Do not include the pictures; repeat the rest of the data exactly.

----- Provided records -----

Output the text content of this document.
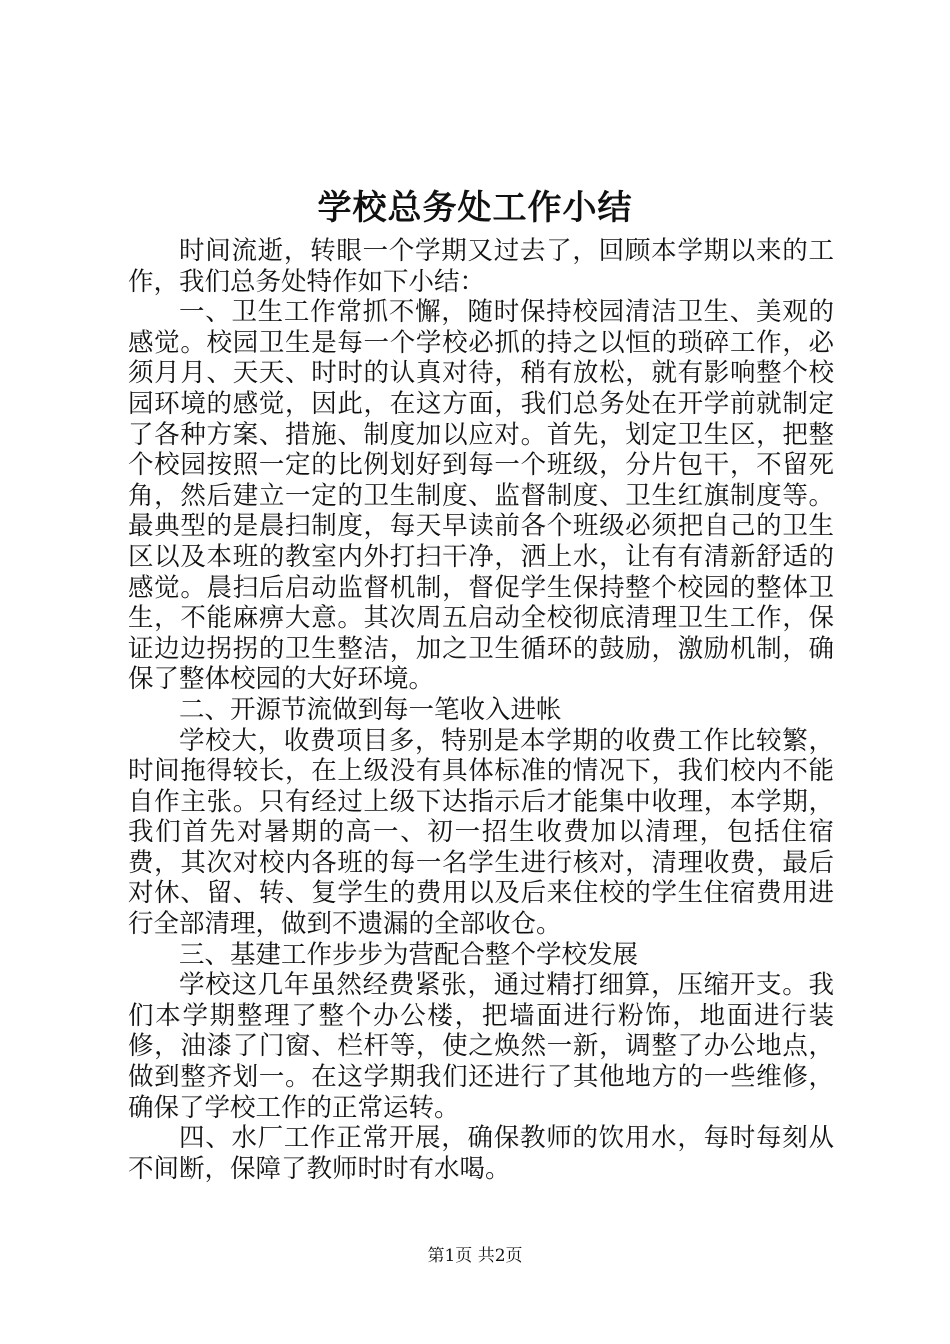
学校总务处工作小结

时间流逝，转眼一个学期又过去了，回顾本学期以来的工作，我们总务处特作如下小结：

一、卫生工作常抓不懈，随时保持校园清洁卫生、美观的感觉。校园卫生是每一个学校必抓的持之以恒的琐碎工作，必须月月、天天、时时的认真对待，稍有放松，就有影响整个校园环境的感觉，因此，在这方面，我们总务处在开学前就制定了各种方案、措施、制度加以应对。首先，划定卫生区，把整个校园按照一定的比例划好到每一个班级，分片包干，不留死角，然后建立一定的卫生制度、监督制度、卫生红旗制度等。最典型的是晨扫制度，每天早读前各个班级必须把自己的卫生区以及本班的教室内外打扫干净，洒上水，让有有清新舒适的感觉。晨扫后启动监督机制，督促学生保持整个校园的整体卫生，不能麻痹大意。其次周五启动全校彻底清理卫生工作，保证边边拐拐的卫生整洁，加之卫生循环的鼓励，激励机制，确保了整体校园的大好环境。

二、开源节流做到每一笔收入进帐

学校大，收费项目多，特别是本学期的收费工作比较繁，时间拖得较长，在上级没有具体标准的情况下，我们校内不能自作主张。只有经过上级下达指示后才能集中收理，本学期，我们首先对暑期的高一、初一招生收费加以清理，包括住宿费，其次对校内各班的每一名学生进行核对，清理收费，最后对休、留、转、复学生的费用以及后来住校的学生住宿费用进行全部清理，做到不遗漏的全部收仓。

三、基建工作步步为营配合整个学校发展

学校这几年虽然经费紧张，通过精打细算，压缩开支。我们本学期整理了整个办公楼，把墙面进行粉饰，地面进行装修，油漆了门窗、栏杆等，使之焕然一新，调整了办公地点，做到整齐划一。在这学期我们还进行了其他地方的一些维修，确保了学校工作的正常运转。

四、水厂工作正常开展，确保教师的饮用水，每时每刻从不间断，保障了教师时时有水喝。

第1页 共2页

-----

In response =
Output the text content of this document.
学校总务处工作小结

时间流逝，转眼一个学期又过去了，回顾本学期以来的工作，我们总务处特作如下小结：

一、卫生工作常抓不懈，随时保持校园清洁卫生、美观的感觉。校园卫生是每一个学校必抓的持之以恒的琐碎工作，必须月月、天天、时时的认真对待，稍有放松，就有影响整个校园环境的感觉，因此，在这方面，我们总务处在开学前就制定了各种方案、措施、制度加以应对。首先，划定卫生区，把整个校园按照一定的比例划好到每一个班级，分片包干，不留死角，然后建立一定的卫生制度、监督制度、卫生红旗制度等。最典型的是晨扫制度，每天早读前各个班级必须把自己的卫生区以及本班的教室内外打扫干净，洒上水，让有有清新舒适的感觉。晨扫后启动监督机制，督促学生保持整个校园的整体卫生，不能麻痹大意。其次周五启动全校彻底清理卫生工作，保证边边拐拐的卫生整洁，加之卫生循环的鼓励，激励机制，确保了整体校园的大好环境。

二、开源节流做到每一笔收入进帐

学校大，收费项目多，特别是本学期的收费工作比较繁，时间拖得较长，在上级没有具体标准的情况下，我们校内不能自作主张。只有经过上级下达指示后才能集中收理，本学期，我们首先对暑期的高一、初一招生收费加以清理，包括住宿费，其次对校内各班的每一名学生进行核对，清理收费，最后对休、留、转、复学生的费用以及后来住校的学生住宿费用进行全部清理，做到不遗漏的全部收仓。

三、基建工作步步为营配合整个学校发展

学校这几年虽然经费紧张，通过精打细算，压缩开支。我们本学期整理了整个办公楼，把墙面进行粉饰，地面进行装修，油漆了门窗、栏杆等，使之焕然一新，调整了办公地点，做到整齐划一。在这学期我们还进行了其他地方的一些维修，确保了学校工作的正常运转。

四、水厂工作正常开展，确保教师的饮用水，每时每刻从不间断，保障了教师时时有水喝。

第1页 共2页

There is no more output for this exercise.